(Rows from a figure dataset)

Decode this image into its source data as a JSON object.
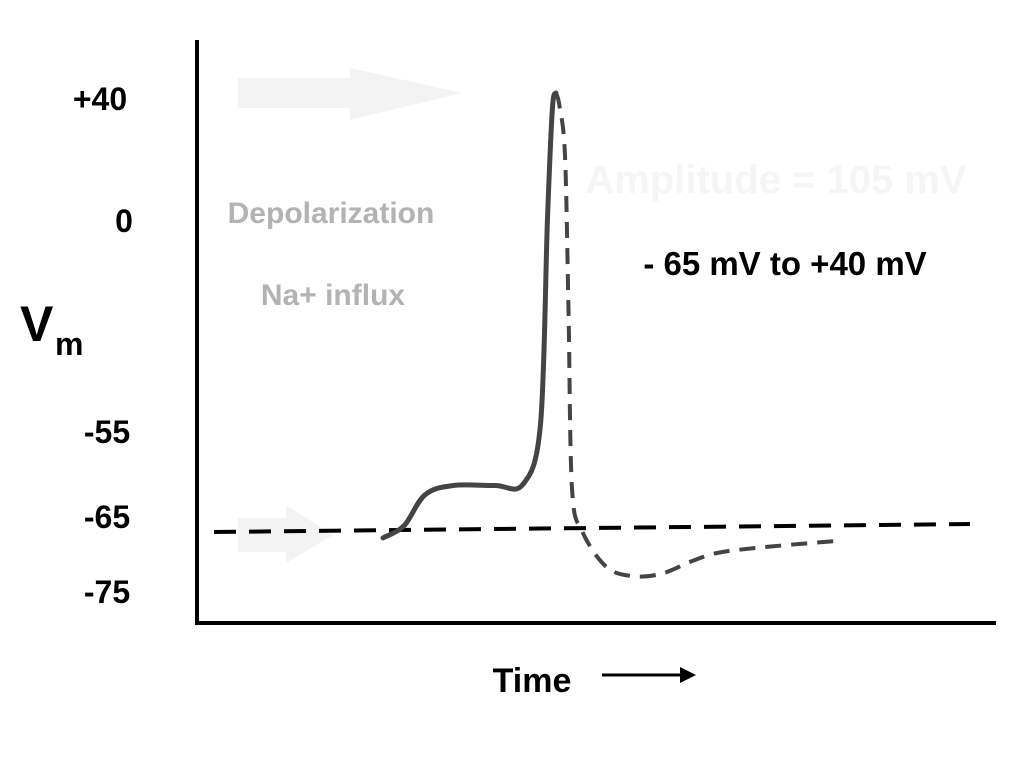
{
  "chart_data": {
    "type": "line",
    "ylabel": {
      "main": "V",
      "sub": "m"
    },
    "xlabel": "Time",
    "y_ticks": [
      "+40",
      "0",
      "-55",
      "-65",
      "-75"
    ],
    "y_tick_values": [
      40,
      0,
      -55,
      -65,
      -75
    ],
    "series": [
      {
        "style": "solid",
        "points": [
          [
            0.0,
            -66
          ],
          [
            0.3,
            -64
          ],
          [
            0.6,
            -59
          ],
          [
            1.0,
            -57.5
          ],
          [
            1.6,
            -57.5
          ],
          [
            2.0,
            -57.3
          ],
          [
            2.25,
            -45
          ],
          [
            2.35,
            0
          ],
          [
            2.42,
            35
          ],
          [
            2.47,
            40
          ]
        ]
      },
      {
        "style": "dashed",
        "points": [
          [
            2.47,
            40
          ],
          [
            2.52,
            36
          ],
          [
            2.6,
            20
          ],
          [
            2.65,
            -20
          ],
          [
            2.7,
            -58
          ],
          [
            2.85,
            -65
          ],
          [
            3.2,
            -71
          ],
          [
            3.6,
            -72.5
          ],
          [
            4.0,
            -72
          ],
          [
            4.4,
            -70
          ],
          [
            4.8,
            -68.5
          ],
          [
            5.5,
            -67.5
          ],
          [
            6.5,
            -66.5
          ]
        ]
      }
    ],
    "resting_line_value": -66,
    "annotations": {
      "depolarization": "Depolarization",
      "influx": "Na+ influx",
      "amplitude": "Amplitude  = 105 mV",
      "range": "- 65 mV to +40 mV"
    },
    "colors": {
      "trace": "#444444",
      "baseline": "#000000",
      "annotation_gray": "#b3b3b3",
      "faint": "#f3f3f3"
    }
  }
}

What is needed:
All of the data needs repeating exactly, but the pictures do not.

Task solution:
Decode this image into its source data as a JSON object.
{
  "chart_data": {
    "type": "line",
    "ylabel": {
      "main": "V",
      "sub": "m"
    },
    "xlabel": "Time",
    "y_ticks": [
      "+40",
      "0",
      "-55",
      "-65",
      "-75"
    ],
    "y_tick_values": [
      40,
      0,
      -55,
      -65,
      -75
    ],
    "series": [
      {
        "style": "solid",
        "points": [
          [
            0.0,
            -66
          ],
          [
            0.3,
            -64
          ],
          [
            0.6,
            -59
          ],
          [
            1.0,
            -57.5
          ],
          [
            1.6,
            -57.5
          ],
          [
            2.0,
            -57.3
          ],
          [
            2.25,
            -45
          ],
          [
            2.35,
            0
          ],
          [
            2.42,
            35
          ],
          [
            2.47,
            40
          ]
        ]
      },
      {
        "style": "dashed",
        "points": [
          [
            2.47,
            40
          ],
          [
            2.52,
            36
          ],
          [
            2.6,
            20
          ],
          [
            2.65,
            -20
          ],
          [
            2.7,
            -58
          ],
          [
            2.85,
            -65
          ],
          [
            3.2,
            -71
          ],
          [
            3.6,
            -72.5
          ],
          [
            4.0,
            -72
          ],
          [
            4.4,
            -70
          ],
          [
            4.8,
            -68.5
          ],
          [
            5.5,
            -67.5
          ],
          [
            6.5,
            -66.5
          ]
        ]
      }
    ],
    "resting_line_value": -66,
    "annotations": {
      "depolarization": "Depolarization",
      "influx": "Na+ influx",
      "amplitude": "Amplitude  = 105 mV",
      "range": "- 65 mV to +40 mV"
    },
    "colors": {
      "trace": "#444444",
      "baseline": "#000000",
      "annotation_gray": "#b3b3b3",
      "faint": "#f3f3f3"
    }
  }
}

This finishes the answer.